_What you need to do_
Pull out each line of the records holding the string "satu".

_Excerpted records_
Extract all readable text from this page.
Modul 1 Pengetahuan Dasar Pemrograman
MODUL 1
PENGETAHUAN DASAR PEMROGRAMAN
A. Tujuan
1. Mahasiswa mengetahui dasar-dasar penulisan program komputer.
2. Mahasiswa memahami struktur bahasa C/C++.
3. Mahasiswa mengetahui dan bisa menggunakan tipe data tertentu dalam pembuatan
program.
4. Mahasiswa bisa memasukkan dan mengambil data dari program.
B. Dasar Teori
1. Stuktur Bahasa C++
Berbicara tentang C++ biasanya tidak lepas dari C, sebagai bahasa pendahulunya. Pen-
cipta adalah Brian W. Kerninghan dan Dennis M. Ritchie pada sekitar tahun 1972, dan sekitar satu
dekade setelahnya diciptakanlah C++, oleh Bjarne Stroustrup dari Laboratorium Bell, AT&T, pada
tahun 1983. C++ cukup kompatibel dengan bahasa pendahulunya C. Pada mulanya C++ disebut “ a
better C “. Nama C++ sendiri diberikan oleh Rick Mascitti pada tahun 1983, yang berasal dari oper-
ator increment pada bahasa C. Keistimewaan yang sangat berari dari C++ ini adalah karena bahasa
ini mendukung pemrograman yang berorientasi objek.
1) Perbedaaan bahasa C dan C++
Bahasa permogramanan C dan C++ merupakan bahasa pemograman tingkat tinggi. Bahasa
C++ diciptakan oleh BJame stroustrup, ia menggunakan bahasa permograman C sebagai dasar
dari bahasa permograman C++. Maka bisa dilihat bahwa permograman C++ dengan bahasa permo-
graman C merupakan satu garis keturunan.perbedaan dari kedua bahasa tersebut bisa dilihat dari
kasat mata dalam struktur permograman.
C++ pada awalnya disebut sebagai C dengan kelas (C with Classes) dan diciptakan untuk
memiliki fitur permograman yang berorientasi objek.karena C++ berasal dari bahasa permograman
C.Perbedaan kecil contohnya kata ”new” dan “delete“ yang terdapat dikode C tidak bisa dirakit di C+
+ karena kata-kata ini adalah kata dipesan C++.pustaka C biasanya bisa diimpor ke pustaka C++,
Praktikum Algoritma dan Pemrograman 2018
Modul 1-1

_In response_
cipta adalah Brian W. Kerninghan dan Dennis M. Ritchie pada sekitar tahun 1972, dan sekitar satu
graman C merupakan satu garis keturunan.perbedaan dari kedua bahasa tersebut bisa dilihat dari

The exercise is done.